#### [DIRECTIONS]
Take all the material and copy it exactly.

[Start]

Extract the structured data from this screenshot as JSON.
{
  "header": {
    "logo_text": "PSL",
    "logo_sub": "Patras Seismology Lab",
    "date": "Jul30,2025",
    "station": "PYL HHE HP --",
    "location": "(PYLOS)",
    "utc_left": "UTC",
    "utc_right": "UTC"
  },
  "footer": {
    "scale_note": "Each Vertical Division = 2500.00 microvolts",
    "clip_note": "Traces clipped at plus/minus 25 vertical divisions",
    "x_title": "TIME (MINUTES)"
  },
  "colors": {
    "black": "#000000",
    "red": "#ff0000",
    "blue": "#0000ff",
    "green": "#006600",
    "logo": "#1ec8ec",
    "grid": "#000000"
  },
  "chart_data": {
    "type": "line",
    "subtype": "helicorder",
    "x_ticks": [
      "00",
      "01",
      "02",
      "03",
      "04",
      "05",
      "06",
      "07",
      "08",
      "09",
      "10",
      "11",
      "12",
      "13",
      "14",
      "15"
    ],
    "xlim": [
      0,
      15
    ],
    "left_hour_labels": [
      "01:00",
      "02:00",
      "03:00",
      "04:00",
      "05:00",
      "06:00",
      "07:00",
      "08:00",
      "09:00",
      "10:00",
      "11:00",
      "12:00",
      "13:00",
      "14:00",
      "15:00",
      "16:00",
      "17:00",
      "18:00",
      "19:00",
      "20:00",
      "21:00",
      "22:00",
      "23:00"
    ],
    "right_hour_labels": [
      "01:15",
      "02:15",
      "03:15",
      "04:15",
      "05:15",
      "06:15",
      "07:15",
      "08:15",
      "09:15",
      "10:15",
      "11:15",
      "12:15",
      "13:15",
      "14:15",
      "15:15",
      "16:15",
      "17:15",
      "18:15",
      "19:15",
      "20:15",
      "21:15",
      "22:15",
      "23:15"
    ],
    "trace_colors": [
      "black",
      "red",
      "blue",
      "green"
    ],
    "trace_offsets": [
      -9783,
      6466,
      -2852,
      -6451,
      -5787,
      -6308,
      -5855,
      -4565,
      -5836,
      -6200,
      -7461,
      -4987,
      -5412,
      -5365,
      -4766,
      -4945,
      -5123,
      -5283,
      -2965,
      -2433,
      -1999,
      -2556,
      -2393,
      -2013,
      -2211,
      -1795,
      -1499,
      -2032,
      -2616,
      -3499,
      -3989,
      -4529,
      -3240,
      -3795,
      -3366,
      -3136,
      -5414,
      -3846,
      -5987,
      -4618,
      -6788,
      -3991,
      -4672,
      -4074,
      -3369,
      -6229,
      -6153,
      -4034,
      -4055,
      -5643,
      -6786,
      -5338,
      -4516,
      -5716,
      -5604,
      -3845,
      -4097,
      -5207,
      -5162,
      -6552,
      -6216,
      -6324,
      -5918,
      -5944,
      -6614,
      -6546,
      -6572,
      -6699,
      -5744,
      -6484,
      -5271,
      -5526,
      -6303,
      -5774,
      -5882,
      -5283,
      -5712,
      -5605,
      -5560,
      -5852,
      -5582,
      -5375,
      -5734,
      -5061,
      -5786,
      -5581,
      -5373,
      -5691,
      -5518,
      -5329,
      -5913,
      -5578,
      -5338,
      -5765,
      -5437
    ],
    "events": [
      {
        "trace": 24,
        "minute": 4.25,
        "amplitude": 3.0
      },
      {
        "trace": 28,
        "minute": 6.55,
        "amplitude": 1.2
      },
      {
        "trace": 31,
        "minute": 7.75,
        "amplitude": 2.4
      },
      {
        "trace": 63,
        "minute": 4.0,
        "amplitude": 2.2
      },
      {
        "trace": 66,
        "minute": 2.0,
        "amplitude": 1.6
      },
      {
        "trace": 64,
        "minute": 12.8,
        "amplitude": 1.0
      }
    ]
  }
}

[End]

#### [COMPLETED EXERCISE]
Extract the structured data from this screenshot as JSON.
{
  "header": {
    "logo_text": "PSL",
    "logo_sub": "Patras Seismology Lab",
    "date": "Jul30,2025",
    "station": "PYL HHE HP --",
    "location": "(PYLOS)",
    "utc_left": "UTC",
    "utc_right": "UTC"
  },
  "footer": {
    "scale_note": "Each Vertical Division = 2500.00 microvolts",
    "clip_note": "Traces clipped at plus/minus 25 vertical divisions",
    "x_title": "TIME (MINUTES)"
  },
  "colors": {
    "black": "#000000",
    "red": "#ff0000",
    "blue": "#0000ff",
    "green": "#006600",
    "logo": "#1ec8ec",
    "grid": "#000000"
  },
  "chart_data": {
    "type": "line",
    "subtype": "helicorder",
    "x_ticks": [
      "00",
      "01",
      "02",
      "03",
      "04",
      "05",
      "06",
      "07",
      "08",
      "09",
      "10",
      "11",
      "12",
      "13",
      "14",
      "15"
    ],
    "xlim": [
      0,
      15
    ],
    "left_hour_labels": [
      "01:00",
      "02:00",
      "03:00",
      "04:00",
      "05:00",
      "06:00",
      "07:00",
      "08:00",
      "09:00",
      "10:00",
      "11:00",
      "12:00",
      "13:00",
      "14:00",
      "15:00",
      "16:00",
      "17:00",
      "18:00",
      "19:00",
      "20:00",
      "21:00",
      "22:00",
      "23:00"
    ],
    "right_hour_labels": [
      "01:15",
      "02:15",
      "03:15",
      "04:15",
      "05:15",
      "06:15",
      "07:15",
      "08:15",
      "09:15",
      "10:15",
      "11:15",
      "12:15",
      "13:15",
      "14:15",
      "15:15",
      "16:15",
      "17:15",
      "18:15",
      "19:15",
      "20:15",
      "21:15",
      "22:15",
      "23:15"
    ],
    "trace_colors": [
      "black",
      "red",
      "blue",
      "green"
    ],
    "trace_offsets": [
      -9783,
      6466,
      -2852,
      -6451,
      -5787,
      -6308,
      -5855,
      -4565,
      -5836,
      -6200,
      -7461,
      -4987,
      -5412,
      -5365,
      -4766,
      -4945,
      -5123,
      -5283,
      -2965,
      -2433,
      -1999,
      -2556,
      -2393,
      -2013,
      -2211,
      -1795,
      -1499,
      -2032,
      -2616,
      -3499,
      -3989,
      -4529,
      -3240,
      -3795,
      -3366,
      -3136,
      -5414,
      -3846,
      -5987,
      -4618,
      -6788,
      -3991,
      -4672,
      -4074,
      -3369,
      -6229,
      -6153,
      -4034,
      -4055,
      -5643,
      -6786,
      -5338,
      -4516,
      -5716,
      -5604,
      -3845,
      -4097,
      -5207,
      -5162,
      -6552,
      -6216,
      -6324,
      -5918,
      -5944,
      -6614,
      -6546,
      -6572,
      -6699,
      -5744,
      -6484,
      -5271,
      -5526,
      -6303,
      -5774,
      -5882,
      -5283,
      -5712,
      -5605,
      -5560,
      -5852,
      -5582,
      -5375,
      -5734,
      -5061,
      -5786,
      -5581,
      -5373,
      -5691,
      -5518,
      -5329,
      -5913,
      -5578,
      -5338,
      -5765,
      -5437
    ],
    "events": [
      {
        "trace": 24,
        "minute": 4.25,
        "amplitude": 3.0
      },
      {
        "trace": 28,
        "minute": 6.55,
        "amplitude": 1.2
      },
      {
        "trace": 31,
        "minute": 7.75,
        "amplitude": 2.4
      },
      {
        "trace": 63,
        "minute": 4.0,
        "amplitude": 2.2
      },
      {
        "trace": 66,
        "minute": 2.0,
        "amplitude": 1.6
      },
      {
        "trace": 64,
        "minute": 12.8,
        "amplitude": 1.0
      }
    ]
  }
}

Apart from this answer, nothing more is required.